## Task brief
Search the records below for the word "background". Pull out each line that has it.

## Listed records
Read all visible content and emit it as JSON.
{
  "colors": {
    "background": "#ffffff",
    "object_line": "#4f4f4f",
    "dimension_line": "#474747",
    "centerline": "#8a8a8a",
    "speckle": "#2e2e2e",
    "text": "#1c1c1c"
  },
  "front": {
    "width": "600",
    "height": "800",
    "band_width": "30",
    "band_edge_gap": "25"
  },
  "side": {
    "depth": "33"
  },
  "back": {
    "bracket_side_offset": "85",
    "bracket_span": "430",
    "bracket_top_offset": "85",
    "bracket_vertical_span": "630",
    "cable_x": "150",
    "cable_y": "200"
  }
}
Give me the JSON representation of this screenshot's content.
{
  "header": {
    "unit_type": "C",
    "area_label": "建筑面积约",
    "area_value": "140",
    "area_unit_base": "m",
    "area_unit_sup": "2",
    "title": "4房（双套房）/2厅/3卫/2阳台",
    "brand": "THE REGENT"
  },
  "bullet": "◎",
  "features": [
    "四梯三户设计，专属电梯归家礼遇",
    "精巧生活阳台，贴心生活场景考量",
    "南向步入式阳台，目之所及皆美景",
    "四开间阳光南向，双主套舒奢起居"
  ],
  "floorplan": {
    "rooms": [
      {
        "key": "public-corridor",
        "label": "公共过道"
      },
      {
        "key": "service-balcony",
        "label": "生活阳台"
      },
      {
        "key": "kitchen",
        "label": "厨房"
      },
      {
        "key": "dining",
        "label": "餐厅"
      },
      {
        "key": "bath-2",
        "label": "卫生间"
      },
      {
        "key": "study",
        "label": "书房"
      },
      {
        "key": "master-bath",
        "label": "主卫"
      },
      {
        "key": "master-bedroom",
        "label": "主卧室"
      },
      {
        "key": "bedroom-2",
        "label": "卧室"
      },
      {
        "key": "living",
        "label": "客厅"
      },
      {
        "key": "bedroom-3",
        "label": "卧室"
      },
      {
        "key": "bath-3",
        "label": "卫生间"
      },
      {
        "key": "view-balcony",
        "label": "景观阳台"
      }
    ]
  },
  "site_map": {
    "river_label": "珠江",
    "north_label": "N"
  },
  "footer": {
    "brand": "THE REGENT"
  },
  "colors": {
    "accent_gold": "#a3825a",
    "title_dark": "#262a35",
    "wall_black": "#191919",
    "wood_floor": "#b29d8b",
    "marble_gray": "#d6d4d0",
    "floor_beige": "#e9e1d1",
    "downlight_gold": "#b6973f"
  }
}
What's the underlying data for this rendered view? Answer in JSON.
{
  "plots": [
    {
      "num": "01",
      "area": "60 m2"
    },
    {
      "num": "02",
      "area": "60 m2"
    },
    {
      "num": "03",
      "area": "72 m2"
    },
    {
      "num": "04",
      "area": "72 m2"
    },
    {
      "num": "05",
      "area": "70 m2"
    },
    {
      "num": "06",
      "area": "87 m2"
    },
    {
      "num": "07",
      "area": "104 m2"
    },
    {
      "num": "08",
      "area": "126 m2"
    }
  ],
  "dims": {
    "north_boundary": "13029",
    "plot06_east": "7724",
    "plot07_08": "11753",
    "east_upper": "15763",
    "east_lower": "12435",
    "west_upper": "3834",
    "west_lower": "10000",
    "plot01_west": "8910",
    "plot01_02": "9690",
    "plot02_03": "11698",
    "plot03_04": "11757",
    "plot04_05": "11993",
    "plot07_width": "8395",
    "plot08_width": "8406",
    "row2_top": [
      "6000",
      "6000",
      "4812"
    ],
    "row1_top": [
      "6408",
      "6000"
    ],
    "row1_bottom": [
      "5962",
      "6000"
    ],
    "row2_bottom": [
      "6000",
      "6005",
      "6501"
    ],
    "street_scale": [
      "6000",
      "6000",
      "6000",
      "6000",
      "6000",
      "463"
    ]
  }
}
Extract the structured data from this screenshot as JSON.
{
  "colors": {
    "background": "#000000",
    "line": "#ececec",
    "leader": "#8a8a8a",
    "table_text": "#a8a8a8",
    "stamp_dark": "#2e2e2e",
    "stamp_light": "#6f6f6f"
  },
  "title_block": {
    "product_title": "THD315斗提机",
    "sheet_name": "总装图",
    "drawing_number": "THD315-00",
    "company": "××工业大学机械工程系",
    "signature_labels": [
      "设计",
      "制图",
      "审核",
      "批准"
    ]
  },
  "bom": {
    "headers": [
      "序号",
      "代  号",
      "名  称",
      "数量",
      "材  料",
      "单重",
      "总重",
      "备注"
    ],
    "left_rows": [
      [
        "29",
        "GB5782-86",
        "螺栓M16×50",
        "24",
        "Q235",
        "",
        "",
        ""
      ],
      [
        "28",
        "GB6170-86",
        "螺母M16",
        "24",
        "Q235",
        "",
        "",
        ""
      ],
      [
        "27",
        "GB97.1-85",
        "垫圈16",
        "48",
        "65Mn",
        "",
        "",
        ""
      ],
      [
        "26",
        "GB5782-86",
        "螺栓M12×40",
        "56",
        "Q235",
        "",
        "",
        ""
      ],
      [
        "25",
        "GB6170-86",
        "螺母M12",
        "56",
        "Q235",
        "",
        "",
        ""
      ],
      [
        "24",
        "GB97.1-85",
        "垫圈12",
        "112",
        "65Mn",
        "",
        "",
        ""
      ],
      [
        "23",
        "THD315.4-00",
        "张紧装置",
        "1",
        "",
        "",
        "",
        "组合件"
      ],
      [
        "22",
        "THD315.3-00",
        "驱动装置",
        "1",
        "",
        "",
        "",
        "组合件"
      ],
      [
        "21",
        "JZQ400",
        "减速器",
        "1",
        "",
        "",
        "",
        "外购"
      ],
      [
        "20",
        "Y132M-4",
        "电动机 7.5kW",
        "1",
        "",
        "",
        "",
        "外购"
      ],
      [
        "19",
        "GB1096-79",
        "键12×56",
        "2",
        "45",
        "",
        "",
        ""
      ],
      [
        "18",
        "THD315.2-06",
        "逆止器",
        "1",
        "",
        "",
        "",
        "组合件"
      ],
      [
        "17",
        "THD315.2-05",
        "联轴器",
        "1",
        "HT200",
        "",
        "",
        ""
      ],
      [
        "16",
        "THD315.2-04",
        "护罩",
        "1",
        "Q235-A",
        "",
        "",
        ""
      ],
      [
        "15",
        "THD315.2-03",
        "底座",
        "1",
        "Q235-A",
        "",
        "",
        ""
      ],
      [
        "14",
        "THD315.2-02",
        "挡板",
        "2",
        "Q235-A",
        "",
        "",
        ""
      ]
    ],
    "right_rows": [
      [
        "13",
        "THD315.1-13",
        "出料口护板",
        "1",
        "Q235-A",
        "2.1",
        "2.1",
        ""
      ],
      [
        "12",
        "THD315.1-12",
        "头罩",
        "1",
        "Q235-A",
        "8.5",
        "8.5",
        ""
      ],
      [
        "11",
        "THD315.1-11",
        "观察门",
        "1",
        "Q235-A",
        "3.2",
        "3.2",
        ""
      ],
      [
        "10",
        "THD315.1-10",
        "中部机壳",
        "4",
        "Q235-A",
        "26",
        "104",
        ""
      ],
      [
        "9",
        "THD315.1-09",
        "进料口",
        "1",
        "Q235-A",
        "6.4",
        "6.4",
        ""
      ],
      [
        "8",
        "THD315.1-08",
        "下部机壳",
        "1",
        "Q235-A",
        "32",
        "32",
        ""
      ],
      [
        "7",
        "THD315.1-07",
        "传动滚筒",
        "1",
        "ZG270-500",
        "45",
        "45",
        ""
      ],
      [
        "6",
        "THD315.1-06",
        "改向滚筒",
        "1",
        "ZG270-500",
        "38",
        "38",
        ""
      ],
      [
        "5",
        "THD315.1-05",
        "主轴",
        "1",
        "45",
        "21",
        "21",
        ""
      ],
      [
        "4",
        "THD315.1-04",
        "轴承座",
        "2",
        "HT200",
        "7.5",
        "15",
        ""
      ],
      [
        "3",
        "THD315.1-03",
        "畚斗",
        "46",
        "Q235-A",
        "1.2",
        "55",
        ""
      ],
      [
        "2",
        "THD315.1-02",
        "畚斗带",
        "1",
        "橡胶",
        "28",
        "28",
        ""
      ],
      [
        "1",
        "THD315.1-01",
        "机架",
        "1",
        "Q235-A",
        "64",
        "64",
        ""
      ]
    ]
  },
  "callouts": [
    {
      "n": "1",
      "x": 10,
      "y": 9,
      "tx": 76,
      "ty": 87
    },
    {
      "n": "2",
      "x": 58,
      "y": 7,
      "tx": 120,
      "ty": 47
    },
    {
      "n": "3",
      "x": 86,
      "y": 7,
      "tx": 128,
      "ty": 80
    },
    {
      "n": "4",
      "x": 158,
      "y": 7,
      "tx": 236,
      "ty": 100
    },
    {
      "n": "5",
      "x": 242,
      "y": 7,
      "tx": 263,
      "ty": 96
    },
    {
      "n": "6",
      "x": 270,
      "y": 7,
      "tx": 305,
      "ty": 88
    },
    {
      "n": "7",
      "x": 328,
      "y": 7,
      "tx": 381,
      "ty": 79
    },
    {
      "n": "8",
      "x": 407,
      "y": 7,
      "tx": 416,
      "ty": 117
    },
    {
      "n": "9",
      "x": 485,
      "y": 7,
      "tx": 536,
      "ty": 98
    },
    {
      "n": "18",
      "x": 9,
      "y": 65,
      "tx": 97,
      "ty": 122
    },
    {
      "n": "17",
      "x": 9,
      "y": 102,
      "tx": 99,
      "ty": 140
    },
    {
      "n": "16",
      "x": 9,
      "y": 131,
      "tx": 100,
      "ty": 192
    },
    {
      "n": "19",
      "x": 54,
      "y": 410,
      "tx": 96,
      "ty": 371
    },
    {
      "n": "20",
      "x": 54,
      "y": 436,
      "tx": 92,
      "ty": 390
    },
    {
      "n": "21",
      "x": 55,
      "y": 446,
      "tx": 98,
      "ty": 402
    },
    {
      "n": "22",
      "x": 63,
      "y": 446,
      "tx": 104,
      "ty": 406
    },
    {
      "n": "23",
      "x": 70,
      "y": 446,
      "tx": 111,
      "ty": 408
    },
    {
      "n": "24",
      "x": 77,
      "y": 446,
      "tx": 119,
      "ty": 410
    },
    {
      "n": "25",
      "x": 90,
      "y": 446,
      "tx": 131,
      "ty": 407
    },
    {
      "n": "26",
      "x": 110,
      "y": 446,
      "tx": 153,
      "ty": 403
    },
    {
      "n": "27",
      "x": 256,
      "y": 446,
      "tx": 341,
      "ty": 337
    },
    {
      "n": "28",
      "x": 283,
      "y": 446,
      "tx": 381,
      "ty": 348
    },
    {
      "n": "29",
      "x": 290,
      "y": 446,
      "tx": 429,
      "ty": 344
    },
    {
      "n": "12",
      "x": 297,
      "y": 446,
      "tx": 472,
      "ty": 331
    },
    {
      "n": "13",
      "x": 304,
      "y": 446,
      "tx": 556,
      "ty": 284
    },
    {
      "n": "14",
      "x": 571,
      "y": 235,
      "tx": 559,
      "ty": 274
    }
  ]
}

## Solution to this exercise
    "background": "#ffffff",
    "background": "#000000",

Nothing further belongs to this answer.